--- begin TASK MATERIAL ---
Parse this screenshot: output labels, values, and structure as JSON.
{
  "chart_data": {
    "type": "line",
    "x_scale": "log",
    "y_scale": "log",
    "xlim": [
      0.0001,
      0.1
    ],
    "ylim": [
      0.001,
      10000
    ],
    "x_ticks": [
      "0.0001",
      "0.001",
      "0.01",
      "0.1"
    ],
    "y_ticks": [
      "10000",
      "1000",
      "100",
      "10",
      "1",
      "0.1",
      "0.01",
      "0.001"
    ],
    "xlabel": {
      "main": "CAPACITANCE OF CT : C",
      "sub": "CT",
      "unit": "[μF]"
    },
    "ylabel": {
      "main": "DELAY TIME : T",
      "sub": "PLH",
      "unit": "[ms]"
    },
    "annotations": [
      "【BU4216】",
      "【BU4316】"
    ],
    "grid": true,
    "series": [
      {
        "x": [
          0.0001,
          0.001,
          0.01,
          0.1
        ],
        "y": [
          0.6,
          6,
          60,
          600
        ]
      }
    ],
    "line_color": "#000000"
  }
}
--- end TASK MATERIAL ---
__WHAT YOU ARE ASKED TO DO__.
Gather all lines of the records that include the word "main".

__EXERCISE OUTPUT__.
      "main": "CAPACITANCE OF CT : C",
      "main": "DELAY TIME : T",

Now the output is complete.